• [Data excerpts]
# # # # #
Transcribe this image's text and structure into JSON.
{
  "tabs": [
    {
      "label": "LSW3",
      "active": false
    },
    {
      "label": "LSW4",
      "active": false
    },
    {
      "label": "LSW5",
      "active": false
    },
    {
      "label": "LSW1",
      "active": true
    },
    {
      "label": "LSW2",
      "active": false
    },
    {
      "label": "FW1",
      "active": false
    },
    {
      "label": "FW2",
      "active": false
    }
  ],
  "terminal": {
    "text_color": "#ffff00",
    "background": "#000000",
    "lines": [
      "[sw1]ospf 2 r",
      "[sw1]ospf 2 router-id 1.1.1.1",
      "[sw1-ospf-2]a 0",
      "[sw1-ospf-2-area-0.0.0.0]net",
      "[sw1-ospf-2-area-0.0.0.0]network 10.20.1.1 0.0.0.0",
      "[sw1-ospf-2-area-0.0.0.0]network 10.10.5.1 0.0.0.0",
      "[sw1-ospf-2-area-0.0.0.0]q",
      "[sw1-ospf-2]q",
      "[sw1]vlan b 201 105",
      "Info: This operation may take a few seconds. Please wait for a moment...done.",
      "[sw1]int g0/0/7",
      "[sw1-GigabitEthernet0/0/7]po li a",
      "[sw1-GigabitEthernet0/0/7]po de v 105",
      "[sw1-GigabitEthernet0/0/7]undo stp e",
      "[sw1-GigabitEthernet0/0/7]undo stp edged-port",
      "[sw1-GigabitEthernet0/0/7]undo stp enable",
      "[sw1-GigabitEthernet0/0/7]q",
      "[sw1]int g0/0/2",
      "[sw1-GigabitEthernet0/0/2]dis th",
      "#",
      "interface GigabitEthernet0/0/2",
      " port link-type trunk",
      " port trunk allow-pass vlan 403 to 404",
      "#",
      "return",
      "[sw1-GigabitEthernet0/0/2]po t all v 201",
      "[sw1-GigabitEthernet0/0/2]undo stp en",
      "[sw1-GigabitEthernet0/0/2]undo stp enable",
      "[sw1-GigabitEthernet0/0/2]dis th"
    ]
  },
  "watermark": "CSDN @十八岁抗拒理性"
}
# # # # #
• [Task directions]
Repeat the entries exactly, all of them.

• [Solution to this task]
Transcribe this image's text and structure into JSON.
{
  "tabs": [
    {
      "label": "LSW3",
      "active": false
    },
    {
      "label": "LSW4",
      "active": false
    },
    {
      "label": "LSW5",
      "active": false
    },
    {
      "label": "LSW1",
      "active": true
    },
    {
      "label": "LSW2",
      "active": false
    },
    {
      "label": "FW1",
      "active": false
    },
    {
      "label": "FW2",
      "active": false
    }
  ],
  "terminal": {
    "text_color": "#ffff00",
    "background": "#000000",
    "lines": [
      "[sw1]ospf 2 r",
      "[sw1]ospf 2 router-id 1.1.1.1",
      "[sw1-ospf-2]a 0",
      "[sw1-ospf-2-area-0.0.0.0]net",
      "[sw1-ospf-2-area-0.0.0.0]network 10.20.1.1 0.0.0.0",
      "[sw1-ospf-2-area-0.0.0.0]network 10.10.5.1 0.0.0.0",
      "[sw1-ospf-2-area-0.0.0.0]q",
      "[sw1-ospf-2]q",
      "[sw1]vlan b 201 105",
      "Info: This operation may take a few seconds. Please wait for a moment...done.",
      "[sw1]int g0/0/7",
      "[sw1-GigabitEthernet0/0/7]po li a",
      "[sw1-GigabitEthernet0/0/7]po de v 105",
      "[sw1-GigabitEthernet0/0/7]undo stp e",
      "[sw1-GigabitEthernet0/0/7]undo stp edged-port",
      "[sw1-GigabitEthernet0/0/7]undo stp enable",
      "[sw1-GigabitEthernet0/0/7]q",
      "[sw1]int g0/0/2",
      "[sw1-GigabitEthernet0/0/2]dis th",
      "#",
      "interface GigabitEthernet0/0/2",
      " port link-type trunk",
      " port trunk allow-pass vlan 403 to 404",
      "#",
      "return",
      "[sw1-GigabitEthernet0/0/2]po t all v 201",
      "[sw1-GigabitEthernet0/0/2]undo stp en",
      "[sw1-GigabitEthernet0/0/2]undo stp enable",
      "[sw1-GigabitEthernet0/0/2]dis th"
    ]
  },
  "watermark": "CSDN @十八岁抗拒理性"
}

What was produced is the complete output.